REQUEST -> All lines holding the string "name" are to be shown.
↓↓↓
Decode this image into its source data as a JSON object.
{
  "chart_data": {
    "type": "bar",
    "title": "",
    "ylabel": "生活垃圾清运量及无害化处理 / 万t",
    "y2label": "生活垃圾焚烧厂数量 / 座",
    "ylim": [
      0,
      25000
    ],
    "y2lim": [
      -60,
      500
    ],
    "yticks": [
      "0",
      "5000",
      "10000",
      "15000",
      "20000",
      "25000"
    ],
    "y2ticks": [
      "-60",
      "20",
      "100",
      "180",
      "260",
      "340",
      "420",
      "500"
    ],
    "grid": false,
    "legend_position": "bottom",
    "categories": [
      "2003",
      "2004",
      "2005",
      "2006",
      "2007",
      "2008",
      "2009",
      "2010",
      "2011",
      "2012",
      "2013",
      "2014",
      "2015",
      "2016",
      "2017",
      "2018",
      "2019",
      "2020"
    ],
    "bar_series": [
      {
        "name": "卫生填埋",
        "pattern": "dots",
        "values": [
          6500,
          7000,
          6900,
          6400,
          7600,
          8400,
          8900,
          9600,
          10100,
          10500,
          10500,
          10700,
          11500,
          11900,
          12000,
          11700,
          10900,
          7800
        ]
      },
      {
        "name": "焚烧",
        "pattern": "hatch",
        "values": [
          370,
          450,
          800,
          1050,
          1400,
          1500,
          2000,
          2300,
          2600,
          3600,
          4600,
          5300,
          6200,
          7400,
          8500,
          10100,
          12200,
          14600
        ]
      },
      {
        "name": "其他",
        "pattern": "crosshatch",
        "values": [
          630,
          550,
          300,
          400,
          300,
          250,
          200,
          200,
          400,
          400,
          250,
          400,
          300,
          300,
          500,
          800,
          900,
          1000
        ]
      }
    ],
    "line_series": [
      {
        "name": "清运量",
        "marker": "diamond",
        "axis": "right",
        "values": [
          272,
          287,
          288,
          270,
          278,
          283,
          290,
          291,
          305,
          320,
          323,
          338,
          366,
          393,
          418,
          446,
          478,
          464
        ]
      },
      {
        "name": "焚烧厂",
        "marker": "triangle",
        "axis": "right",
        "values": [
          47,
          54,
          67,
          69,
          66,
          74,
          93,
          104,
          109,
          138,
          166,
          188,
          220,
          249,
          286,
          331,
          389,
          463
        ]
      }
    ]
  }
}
↑↑↑
RESULT BELOW ->
        "name": "卫生填埋",
        "name": "焚烧",
        "name": "其他",
        "name": "清运量",
        "name": "焚烧厂",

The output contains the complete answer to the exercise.